TEXTO DE LA PÁGINA:
▼▼▼

Esta verdad de a puño desde el punto de vista matemático, parece no ser reconocida por buena parte de la opinión pública cuando de analizar las cifras de la deuda pública se trata, tanto a nivel interno como externo. Suele prevalecer la idea de que el gran problema de las finanzas públicas y casi de toda la economía está en el peso asfixiante de la deuda externa y, en ese contexto, son frecuentes afirmaciones como aquella, según la cual, cada niño que ve la luz en Colombia trae un pan debajo del brazo, pero al mismo tiempo una deuda de dos mil dólares a perpetuidad.
Esto puede ser parcialmente cierto pero como también suele ocurrir, los árboles frecuentemente no dejan ver el bosque. Para tener un panorama claro acerca de la problemática de la deuda pública es preciso conocer y analizar más en detalle sus respectivas cifras.
Sea lo primero recordar que la deuda externa total de la economía colombiana es de 44 mil millones de 'cada vez más devaluados dólares'. Pero como no todo lo bueno o lo malo que ocurre en el país es mérito o culpa del Gobierno, hay que aclarar que en esa cifra está incluida tanto la deuda del Gobierno como la del sector privado.
Esta última asciende a 16 mil millones de dólares y se origina básicamente en operaciones de las entidades financieras y de las filiales de multinacionales radicadas en el país. Se deduce entonces, que la que es estrictamente pública en el frente externo asciende a 'solo' 28 mil millones de dólares, fruto de créditos recibidos de organismos de carácter multilateral como el Birf, el BID o la CAF, pero especialmente de la colocación de bonos de deuda en el exterior entre ciudadanos del mundo dispersos a lo largo y ancho del orbe terráqueo.
Con el oprobioso e imperialista Fondo Monetario Internacional -gracias a Dios- no tenemos ninguna obligación financiera en función de la relativa estabilidad que históricamente ha mostrado nuestra economía y que ha evitado llegar a tocar sus puertas directamente. El acuerdo de contingencia suscrito en el año crítico del 99, que nunca llegó a ponerse en práctica, ya caducó y nada nos ata con el FMI.

▲▲▲

TAREA SOLICITADA:
Según el texto sobre la deuda pública colombiana, ¿por qué el país no tiene ninguna obligación financiera con el Fondo Monetario Internacional? Por favor, explíquelo en una a tres oraciones.

EXTRACTOS DE REGISTROS:
▼▼▼

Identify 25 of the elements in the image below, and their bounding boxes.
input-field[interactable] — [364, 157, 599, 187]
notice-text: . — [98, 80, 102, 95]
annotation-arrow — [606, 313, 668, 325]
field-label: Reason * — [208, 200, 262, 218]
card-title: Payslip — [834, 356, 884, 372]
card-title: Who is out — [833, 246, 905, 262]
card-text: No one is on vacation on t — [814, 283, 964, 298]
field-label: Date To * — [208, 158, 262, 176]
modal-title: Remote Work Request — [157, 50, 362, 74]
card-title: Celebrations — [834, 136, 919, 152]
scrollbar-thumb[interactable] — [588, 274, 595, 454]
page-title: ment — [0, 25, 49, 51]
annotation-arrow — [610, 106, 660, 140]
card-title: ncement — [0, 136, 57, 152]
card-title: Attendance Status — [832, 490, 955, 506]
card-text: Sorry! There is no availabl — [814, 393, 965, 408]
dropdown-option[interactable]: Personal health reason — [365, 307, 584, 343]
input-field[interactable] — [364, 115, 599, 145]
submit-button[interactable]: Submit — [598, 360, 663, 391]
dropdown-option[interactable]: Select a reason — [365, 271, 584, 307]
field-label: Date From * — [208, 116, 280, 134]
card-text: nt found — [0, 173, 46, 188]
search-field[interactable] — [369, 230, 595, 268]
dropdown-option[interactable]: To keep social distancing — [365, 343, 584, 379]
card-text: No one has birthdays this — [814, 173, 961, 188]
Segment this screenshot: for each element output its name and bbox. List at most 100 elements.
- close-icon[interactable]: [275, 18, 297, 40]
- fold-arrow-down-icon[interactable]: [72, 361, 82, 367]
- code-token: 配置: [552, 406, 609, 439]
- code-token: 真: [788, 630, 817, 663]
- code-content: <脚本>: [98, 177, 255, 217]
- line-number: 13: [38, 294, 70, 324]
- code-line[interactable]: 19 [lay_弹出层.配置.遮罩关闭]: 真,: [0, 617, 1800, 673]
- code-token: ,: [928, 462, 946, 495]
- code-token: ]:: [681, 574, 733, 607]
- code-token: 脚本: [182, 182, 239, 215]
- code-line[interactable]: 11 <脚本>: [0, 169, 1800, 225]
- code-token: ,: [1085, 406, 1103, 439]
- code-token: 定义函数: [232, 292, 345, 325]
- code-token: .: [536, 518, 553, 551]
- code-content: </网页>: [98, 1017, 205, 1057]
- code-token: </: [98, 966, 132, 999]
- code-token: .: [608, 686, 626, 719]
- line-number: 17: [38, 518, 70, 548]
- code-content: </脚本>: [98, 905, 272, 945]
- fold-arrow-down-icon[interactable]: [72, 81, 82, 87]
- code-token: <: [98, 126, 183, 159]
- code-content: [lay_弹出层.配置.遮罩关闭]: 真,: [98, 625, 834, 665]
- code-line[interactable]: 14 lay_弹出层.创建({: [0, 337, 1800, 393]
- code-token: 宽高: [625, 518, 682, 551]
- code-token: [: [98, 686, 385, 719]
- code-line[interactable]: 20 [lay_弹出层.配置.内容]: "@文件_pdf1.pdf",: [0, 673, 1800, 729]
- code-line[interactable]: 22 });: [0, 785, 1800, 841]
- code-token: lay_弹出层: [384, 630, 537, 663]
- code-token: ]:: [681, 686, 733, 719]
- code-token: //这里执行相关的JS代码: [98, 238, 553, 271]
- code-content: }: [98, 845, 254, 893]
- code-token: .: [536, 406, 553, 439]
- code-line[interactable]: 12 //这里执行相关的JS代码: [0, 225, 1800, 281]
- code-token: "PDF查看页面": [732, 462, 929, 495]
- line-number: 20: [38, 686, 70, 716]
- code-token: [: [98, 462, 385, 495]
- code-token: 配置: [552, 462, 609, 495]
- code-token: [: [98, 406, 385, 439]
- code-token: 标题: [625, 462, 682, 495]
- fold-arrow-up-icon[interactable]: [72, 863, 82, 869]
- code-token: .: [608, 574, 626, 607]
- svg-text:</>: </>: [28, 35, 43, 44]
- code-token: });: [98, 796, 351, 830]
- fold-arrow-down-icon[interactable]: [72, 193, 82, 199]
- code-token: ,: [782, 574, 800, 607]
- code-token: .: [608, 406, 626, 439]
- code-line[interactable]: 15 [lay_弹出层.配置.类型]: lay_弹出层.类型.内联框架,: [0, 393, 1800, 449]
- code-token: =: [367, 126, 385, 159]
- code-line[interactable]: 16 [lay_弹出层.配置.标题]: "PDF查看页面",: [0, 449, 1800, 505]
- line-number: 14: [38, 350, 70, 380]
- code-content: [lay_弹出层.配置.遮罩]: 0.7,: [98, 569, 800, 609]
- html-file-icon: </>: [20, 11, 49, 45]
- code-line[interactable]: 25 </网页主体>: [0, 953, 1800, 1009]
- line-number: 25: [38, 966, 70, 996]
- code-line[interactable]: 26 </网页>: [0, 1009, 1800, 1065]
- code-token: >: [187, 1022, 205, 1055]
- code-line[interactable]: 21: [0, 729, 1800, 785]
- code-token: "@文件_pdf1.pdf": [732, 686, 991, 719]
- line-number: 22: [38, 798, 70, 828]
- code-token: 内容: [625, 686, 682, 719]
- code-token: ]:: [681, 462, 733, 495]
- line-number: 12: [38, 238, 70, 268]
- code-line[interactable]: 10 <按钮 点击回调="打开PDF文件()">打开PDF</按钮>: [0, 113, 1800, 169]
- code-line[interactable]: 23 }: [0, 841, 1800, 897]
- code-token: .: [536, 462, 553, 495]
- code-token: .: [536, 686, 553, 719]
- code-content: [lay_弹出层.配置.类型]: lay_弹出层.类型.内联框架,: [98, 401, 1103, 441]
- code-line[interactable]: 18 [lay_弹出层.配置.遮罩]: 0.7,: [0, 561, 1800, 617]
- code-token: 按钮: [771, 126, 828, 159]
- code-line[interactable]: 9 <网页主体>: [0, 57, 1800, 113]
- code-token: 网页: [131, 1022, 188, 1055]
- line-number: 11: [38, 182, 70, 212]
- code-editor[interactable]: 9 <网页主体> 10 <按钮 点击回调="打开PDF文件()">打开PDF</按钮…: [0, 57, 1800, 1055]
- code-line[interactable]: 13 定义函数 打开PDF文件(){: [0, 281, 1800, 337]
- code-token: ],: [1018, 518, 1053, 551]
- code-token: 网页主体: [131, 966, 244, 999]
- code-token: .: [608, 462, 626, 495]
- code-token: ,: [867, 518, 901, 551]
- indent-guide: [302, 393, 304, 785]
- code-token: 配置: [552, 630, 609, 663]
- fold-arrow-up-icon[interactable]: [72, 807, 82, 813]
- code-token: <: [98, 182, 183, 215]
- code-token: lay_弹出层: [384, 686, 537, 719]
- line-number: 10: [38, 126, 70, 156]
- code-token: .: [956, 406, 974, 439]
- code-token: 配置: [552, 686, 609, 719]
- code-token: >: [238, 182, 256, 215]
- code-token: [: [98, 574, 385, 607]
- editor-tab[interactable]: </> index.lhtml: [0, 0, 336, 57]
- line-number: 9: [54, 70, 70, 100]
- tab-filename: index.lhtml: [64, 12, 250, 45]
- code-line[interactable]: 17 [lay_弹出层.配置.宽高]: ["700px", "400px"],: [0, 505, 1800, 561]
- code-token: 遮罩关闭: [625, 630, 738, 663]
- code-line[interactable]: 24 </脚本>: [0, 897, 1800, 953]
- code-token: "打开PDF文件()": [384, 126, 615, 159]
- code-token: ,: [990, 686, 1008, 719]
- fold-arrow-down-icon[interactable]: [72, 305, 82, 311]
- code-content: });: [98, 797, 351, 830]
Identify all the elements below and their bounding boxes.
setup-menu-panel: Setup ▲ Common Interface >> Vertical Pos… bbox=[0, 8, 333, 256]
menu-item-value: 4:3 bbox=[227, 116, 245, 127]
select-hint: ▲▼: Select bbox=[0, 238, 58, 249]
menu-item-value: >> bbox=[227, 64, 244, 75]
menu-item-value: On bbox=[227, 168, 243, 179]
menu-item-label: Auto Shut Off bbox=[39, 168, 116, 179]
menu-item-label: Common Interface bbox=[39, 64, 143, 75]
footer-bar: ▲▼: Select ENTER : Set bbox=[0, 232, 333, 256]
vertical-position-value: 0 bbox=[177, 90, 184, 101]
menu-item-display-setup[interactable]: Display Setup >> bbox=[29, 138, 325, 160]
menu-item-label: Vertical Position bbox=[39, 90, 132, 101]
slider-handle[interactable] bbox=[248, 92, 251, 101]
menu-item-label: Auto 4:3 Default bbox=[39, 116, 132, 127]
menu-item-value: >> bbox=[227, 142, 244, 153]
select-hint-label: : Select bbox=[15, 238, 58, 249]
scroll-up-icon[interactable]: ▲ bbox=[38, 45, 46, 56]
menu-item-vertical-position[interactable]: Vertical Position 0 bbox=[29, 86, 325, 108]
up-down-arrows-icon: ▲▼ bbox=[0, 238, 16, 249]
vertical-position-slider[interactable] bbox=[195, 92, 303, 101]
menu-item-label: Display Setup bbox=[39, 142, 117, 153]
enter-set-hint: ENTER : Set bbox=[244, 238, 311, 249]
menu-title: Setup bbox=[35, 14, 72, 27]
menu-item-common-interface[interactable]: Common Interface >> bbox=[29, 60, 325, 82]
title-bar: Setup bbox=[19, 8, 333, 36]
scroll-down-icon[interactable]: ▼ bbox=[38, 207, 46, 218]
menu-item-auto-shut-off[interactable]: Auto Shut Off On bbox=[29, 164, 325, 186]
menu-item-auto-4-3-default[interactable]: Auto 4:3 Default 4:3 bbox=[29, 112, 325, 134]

▲▲▲

SOLUCIÓN DE TAREA:
La relativa estabilidad que históricamente ha mostrado la economía colombiana ha evitado que el país tuviera que acudir directamente al FMI. Además, el acuerdo de contingencia suscrito en el año crítico del 99 nunca llegó a ponerse en práctica y ya caducó, así que nada ata al país con ese organismo.